SHORT TASK
Rewrite each line of the records below as a row in a Markdown table with the columns "Row" and "Line", numbering the rows in order and omitting blank lines.

## begin INPUT RECORDS

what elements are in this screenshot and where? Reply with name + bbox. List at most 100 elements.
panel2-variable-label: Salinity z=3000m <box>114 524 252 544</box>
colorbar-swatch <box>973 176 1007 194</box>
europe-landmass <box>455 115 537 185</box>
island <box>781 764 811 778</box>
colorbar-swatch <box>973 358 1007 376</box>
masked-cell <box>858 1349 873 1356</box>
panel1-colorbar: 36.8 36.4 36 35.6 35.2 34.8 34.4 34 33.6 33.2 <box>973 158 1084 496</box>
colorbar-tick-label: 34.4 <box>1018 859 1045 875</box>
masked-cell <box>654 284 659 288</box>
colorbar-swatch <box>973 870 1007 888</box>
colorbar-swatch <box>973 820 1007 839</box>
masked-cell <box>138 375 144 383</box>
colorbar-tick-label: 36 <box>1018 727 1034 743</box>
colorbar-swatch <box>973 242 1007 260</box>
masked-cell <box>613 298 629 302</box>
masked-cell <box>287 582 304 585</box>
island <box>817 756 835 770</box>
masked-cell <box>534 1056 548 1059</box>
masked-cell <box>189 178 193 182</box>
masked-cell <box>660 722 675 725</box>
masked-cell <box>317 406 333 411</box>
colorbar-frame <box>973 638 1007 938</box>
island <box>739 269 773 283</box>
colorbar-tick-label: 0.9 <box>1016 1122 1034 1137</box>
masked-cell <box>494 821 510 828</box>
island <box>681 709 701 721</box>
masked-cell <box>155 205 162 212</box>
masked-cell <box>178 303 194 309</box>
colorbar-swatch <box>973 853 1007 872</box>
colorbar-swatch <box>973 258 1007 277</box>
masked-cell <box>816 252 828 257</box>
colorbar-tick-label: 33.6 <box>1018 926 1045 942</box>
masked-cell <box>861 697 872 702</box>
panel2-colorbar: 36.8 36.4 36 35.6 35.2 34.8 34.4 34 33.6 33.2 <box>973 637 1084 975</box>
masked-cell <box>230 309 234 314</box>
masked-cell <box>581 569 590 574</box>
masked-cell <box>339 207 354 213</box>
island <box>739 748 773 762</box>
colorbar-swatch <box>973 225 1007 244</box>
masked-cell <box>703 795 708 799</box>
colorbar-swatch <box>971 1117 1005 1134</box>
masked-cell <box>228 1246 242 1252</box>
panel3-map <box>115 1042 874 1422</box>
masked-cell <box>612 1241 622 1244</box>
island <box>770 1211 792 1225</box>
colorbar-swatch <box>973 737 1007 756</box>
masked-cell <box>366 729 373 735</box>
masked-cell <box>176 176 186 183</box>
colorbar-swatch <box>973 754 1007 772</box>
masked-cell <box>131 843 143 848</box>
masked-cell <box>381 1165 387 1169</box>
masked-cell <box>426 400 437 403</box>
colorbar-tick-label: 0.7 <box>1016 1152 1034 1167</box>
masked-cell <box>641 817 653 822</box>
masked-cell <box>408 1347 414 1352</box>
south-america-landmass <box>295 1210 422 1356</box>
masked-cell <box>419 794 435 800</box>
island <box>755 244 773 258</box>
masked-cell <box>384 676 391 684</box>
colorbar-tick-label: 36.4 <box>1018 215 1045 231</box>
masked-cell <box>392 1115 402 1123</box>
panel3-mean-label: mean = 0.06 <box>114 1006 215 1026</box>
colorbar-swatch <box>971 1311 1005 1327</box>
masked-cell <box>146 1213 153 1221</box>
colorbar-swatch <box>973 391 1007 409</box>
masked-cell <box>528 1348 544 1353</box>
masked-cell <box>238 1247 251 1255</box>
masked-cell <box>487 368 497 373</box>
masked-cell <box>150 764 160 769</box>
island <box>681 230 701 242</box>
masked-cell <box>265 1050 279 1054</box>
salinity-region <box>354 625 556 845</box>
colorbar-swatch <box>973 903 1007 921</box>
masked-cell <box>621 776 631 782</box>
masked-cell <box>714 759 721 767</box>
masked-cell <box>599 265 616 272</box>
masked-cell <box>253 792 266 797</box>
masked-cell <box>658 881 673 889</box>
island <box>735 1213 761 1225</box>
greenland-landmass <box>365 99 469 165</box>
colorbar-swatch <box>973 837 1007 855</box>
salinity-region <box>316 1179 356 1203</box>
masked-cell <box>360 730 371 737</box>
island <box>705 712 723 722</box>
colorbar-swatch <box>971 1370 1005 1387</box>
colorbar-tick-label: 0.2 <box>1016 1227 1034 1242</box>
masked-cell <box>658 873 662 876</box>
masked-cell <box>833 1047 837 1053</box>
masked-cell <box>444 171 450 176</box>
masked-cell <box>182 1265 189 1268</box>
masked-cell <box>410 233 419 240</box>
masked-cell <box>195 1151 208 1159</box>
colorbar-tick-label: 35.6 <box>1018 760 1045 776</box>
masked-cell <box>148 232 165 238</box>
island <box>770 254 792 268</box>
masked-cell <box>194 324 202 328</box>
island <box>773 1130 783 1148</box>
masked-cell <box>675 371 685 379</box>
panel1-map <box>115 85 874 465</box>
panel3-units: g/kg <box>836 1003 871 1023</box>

## end INPUT RECORDS

THE REPLY
| Row | Line |
|---|---|
| 1 | what elements are in this screenshot and where? Reply with name + bbox. List at most 100 elements. |
| 2 | panel2-variable-label: Salinity z=3000m <box>114 524 252 544</box> |
| 3 | colorbar-swatch <box>973 176 1007 194</box> |
| 4 | europe-landmass <box>455 115 537 185</box> |
| 5 | island <box>781 764 811 778</box> |
| 6 | colorbar-swatch <box>973 358 1007 376</box> |
| 7 | masked-cell <box>858 1349 873 1356</box> |
| 8 | panel1-colorbar: 36.8 36.4 36 35.6 35.2 34.8 34.4 34 33.6 33.2 <box>973 158 1084 496</box> |
| 9 | colorbar-tick-label: 34.4 <box>1018 859 1045 875</box> |
| 10 | masked-cell <box>654 284 659 288</box> |
| 11 | colorbar-swatch <box>973 870 1007 888</box> |
| 12 | colorbar-swatch <box>973 820 1007 839</box> |
| 13 | masked-cell <box>138 375 144 383</box> |
| 14 | colorbar-tick-label: 36 <box>1018 727 1034 743</box> |
| 15 | colorbar-swatch <box>973 242 1007 260</box> |
| 16 | masked-cell <box>613 298 629 302</box> |
| 17 | masked-cell <box>287 582 304 585</box> |
| 18 | island <box>817 756 835 770</box> |
| 19 | masked-cell <box>534 1056 548 1059</box> |
| 20 | masked-cell <box>189 178 193 182</box> |
| 21 | masked-cell <box>660 722 675 725</box> |
| 22 | masked-cell <box>317 406 333 411</box> |
| 23 | colorbar-frame <box>973 638 1007 938</box> |
| 24 | island <box>739 269 773 283</box> |
| 25 | colorbar-tick-label: 0.9 <box>1016 1122 1034 1137</box> |
| 26 | masked-cell <box>494 821 510 828</box> |
| 27 | island <box>681 709 701 721</box> |
| 28 | masked-cell <box>155 205 162 212</box> |
| 29 | masked-cell <box>178 303 194 309</box> |
| 30 | colorbar-swatch <box>973 853 1007 872</box> |
| 31 | colorbar-swatch <box>973 258 1007 277</box> |
| 32 | masked-cell <box>816 252 828 257</box> |
| 33 | colorbar-tick-label: 33.6 <box>1018 926 1045 942</box> |
| 34 | masked-cell <box>861 697 872 702</box> |
| 35 | panel2-colorbar: 36.8 36.4 36 35.6 35.2 34.8 34.4 34 33.6 33.2 <box>973 637 1084 975</box> |
| 36 | masked-cell <box>230 309 234 314</box> |
| 37 | masked-cell <box>581 569 590 574</box> |
| 38 | masked-cell <box>339 207 354 213</box> |
| 39 | island <box>739 748 773 762</box> |
| 40 | colorbar-swatch <box>973 225 1007 244</box> |
| 41 | masked-cell <box>703 795 708 799</box> |
| 42 | colorbar-swatch <box>971 1117 1005 1134</box> |
| 43 | masked-cell <box>228 1246 242 1252</box> |
| 44 | panel3-map <box>115 1042 874 1422</box> |
| 45 | masked-cell <box>612 1241 622 1244</box> |
| 46 | island <box>770 1211 792 1225</box> |
| 47 | colorbar-swatch <box>973 737 1007 756</box> |
| 48 | masked-cell <box>366 729 373 735</box> |
| 49 | masked-cell <box>176 176 186 183</box> |
| 50 | colorbar-swatch <box>973 754 1007 772</box> |
| 51 | masked-cell <box>131 843 143 848</box> |
| 52 | masked-cell <box>381 1165 387 1169</box> |
| 53 | masked-cell <box>426 400 437 403</box> |
| 54 | colorbar-tick-label: 0.7 <box>1016 1152 1034 1167</box> |
| 55 | masked-cell <box>641 817 653 822</box> |
| 56 | masked-cell <box>408 1347 414 1352</box> |
| 57 | south-america-landmass <box>295 1210 422 1356</box> |
| 58 | masked-cell <box>419 794 435 800</box> |
| 59 | island <box>755 244 773 258</box> |
| 60 | masked-cell <box>384 676 391 684</box> |
| 61 | colorbar-tick-label: 36.4 <box>1018 215 1045 231</box> |
| 62 | masked-cell <box>392 1115 402 1123</box> |
| 63 | panel3-mean-label: mean = 0.06 <box>114 1006 215 1026</box> |
| 64 | colorbar-swatch <box>971 1311 1005 1327</box> |
| 65 | masked-cell <box>146 1213 153 1221</box> |
| 66 | colorbar-swatch <box>973 391 1007 409</box> |
| 67 | masked-cell <box>528 1348 544 1353</box> |
| 68 | masked-cell <box>238 1247 251 1255</box> |
| 69 | masked-cell <box>487 368 497 373</box> |
| 70 | masked-cell <box>150 764 160 769</box> |
| 71 | island <box>681 230 701 242</box> |
| 72 | masked-cell <box>265 1050 279 1054</box> |
| 73 | salinity-region <box>354 625 556 845</box> |
| 74 | colorbar-swatch <box>973 903 1007 921</box> |
| 75 | masked-cell <box>621 776 631 782</box> |
| 76 | masked-cell <box>714 759 721 767</box> |
| 77 | masked-cell <box>599 265 616 272</box> |
| 78 | masked-cell <box>253 792 266 797</box> |
| 79 | masked-cell <box>658 881 673 889</box> |
| 80 | island <box>735 1213 761 1225</box> |
| 81 | greenland-landmass <box>365 99 469 165</box> |
| 82 | colorbar-swatch <box>973 837 1007 855</box> |
| 83 | salinity-region <box>316 1179 356 1203</box> |
| 84 | masked-cell <box>360 730 371 737</box> |
| 85 | island <box>705 712 723 722</box> |
| 86 | colorbar-swatch <box>971 1370 1005 1387</box> |
| 87 | colorbar-tick-label: 0.2 <box>1016 1227 1034 1242</box> |
| 88 | masked-cell <box>658 873 662 876</box> |
| 89 | masked-cell <box>833 1047 837 1053</box> |
| 90 | masked-cell <box>444 171 450 176</box> |
| 91 | masked-cell <box>182 1265 189 1268</box> |
| 92 | masked-cell <box>410 233 419 240</box> |
| 93 | masked-cell <box>195 1151 208 1159</box> |
| 94 | colorbar-tick-label: 35.6 <box>1018 760 1045 776</box> |
| 95 | masked-cell <box>148 232 165 238</box> |
| 96 | island <box>770 254 792 268</box> |
| 97 | masked-cell <box>194 324 202 328</box> |
| 98 | island <box>773 1130 783 1148</box> |
| 99 | masked-cell <box>675 371 685 379</box> |
| 100 | panel1-map <box>115 85 874 465</box> |
| 101 | panel3-units: g/kg <box>836 1003 871 1023</box> |